Dataset excerpt |
** BEGIN **

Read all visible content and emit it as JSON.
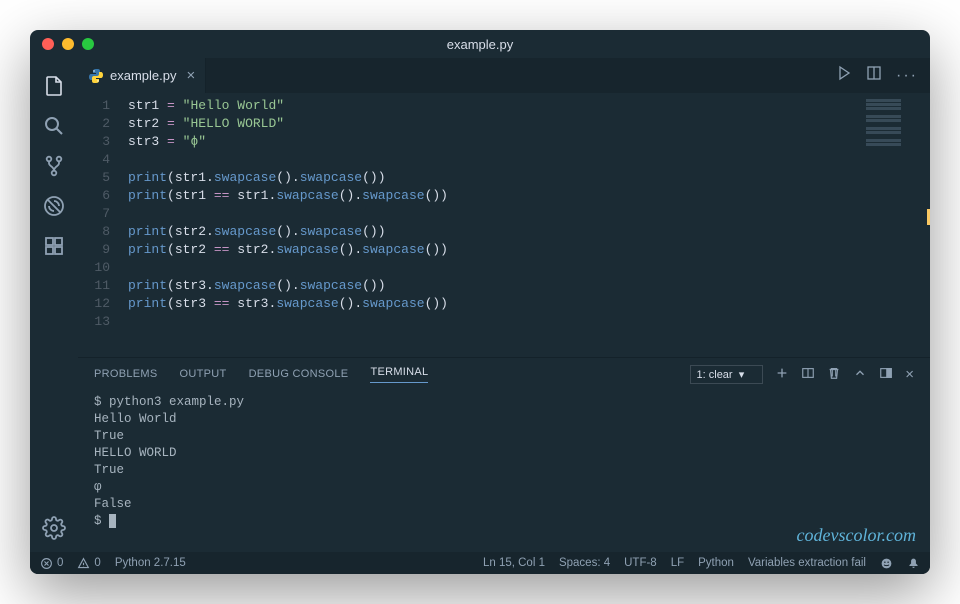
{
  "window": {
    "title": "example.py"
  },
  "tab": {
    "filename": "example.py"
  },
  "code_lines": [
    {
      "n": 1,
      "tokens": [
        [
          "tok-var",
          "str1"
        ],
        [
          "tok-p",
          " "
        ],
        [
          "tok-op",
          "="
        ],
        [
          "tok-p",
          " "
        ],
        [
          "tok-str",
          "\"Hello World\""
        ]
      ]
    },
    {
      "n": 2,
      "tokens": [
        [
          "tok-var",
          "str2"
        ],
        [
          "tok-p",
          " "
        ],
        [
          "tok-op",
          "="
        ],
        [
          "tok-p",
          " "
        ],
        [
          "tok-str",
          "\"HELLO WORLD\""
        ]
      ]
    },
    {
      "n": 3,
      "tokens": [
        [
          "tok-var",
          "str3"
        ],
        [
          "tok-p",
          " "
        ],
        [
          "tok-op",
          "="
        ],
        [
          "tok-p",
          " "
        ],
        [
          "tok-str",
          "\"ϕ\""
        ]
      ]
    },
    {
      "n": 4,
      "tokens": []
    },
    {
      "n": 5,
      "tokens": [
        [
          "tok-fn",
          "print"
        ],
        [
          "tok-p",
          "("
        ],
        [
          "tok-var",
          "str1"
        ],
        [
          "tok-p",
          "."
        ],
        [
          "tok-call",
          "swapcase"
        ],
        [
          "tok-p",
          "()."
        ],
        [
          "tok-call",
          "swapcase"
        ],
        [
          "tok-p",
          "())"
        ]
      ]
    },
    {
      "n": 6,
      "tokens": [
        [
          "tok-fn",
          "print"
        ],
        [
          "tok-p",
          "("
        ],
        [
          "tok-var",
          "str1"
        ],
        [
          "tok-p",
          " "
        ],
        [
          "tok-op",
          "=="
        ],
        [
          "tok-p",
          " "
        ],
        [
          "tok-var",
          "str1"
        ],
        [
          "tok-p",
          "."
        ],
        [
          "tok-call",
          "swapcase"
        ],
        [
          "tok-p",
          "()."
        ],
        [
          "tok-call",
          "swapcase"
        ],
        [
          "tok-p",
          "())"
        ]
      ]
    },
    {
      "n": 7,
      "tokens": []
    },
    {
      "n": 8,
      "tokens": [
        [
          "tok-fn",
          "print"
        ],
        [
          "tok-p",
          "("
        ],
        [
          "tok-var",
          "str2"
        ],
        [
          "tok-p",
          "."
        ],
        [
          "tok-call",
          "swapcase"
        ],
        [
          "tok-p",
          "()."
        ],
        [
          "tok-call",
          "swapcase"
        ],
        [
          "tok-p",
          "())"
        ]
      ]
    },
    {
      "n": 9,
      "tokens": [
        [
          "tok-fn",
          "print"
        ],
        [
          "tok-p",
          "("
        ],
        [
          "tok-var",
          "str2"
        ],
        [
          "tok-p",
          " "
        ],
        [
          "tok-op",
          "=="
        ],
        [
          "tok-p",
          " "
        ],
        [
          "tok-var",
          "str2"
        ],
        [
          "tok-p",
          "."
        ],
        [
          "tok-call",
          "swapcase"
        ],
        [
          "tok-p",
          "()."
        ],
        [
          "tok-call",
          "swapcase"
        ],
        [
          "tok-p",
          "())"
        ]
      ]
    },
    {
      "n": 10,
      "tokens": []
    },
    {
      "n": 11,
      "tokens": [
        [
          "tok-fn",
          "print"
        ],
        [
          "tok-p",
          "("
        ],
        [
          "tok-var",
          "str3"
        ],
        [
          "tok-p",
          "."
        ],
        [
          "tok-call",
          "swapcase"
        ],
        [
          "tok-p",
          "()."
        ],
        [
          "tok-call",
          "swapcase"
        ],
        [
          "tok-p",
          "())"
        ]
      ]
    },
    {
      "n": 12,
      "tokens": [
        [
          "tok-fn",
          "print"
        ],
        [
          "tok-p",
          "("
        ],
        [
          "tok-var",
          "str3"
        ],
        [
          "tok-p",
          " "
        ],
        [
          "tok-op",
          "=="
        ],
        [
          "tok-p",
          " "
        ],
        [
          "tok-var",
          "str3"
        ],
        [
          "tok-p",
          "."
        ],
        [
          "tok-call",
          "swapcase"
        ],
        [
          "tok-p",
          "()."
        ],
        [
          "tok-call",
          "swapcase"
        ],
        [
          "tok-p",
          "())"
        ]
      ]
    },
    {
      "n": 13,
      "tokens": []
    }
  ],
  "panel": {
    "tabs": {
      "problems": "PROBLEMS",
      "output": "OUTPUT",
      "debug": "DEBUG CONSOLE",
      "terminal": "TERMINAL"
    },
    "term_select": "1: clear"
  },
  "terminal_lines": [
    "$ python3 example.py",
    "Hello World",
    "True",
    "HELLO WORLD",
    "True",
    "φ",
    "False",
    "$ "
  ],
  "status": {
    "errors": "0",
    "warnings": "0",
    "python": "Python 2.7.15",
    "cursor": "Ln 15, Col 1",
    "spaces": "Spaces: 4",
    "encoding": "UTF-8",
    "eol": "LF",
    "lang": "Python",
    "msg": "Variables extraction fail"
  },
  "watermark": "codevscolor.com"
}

** END **
** BEGIN **

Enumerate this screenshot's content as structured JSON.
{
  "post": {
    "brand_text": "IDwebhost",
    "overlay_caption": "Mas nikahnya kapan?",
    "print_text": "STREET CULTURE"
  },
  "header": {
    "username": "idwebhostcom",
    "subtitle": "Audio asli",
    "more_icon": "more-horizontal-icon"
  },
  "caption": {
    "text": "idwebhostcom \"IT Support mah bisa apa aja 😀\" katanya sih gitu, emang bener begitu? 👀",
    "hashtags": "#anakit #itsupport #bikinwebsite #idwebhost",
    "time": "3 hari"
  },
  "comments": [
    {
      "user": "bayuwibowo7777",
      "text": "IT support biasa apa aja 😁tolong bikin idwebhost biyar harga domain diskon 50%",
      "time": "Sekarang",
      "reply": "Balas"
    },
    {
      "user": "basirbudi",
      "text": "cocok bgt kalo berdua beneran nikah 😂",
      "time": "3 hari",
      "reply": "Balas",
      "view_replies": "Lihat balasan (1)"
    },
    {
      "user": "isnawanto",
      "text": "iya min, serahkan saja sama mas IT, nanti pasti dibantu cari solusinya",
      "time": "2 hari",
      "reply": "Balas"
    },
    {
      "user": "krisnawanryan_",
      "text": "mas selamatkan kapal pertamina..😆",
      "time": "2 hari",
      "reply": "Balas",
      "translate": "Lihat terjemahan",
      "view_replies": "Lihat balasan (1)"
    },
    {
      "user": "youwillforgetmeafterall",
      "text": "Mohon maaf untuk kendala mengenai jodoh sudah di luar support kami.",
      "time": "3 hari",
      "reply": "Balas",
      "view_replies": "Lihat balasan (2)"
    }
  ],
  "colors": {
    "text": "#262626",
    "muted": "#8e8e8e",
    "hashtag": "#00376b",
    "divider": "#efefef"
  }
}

** END **

TASK DETAILS |
A line counts if it holds the word "content". How many lines of the entries count? Give the number only.

RESULT |
2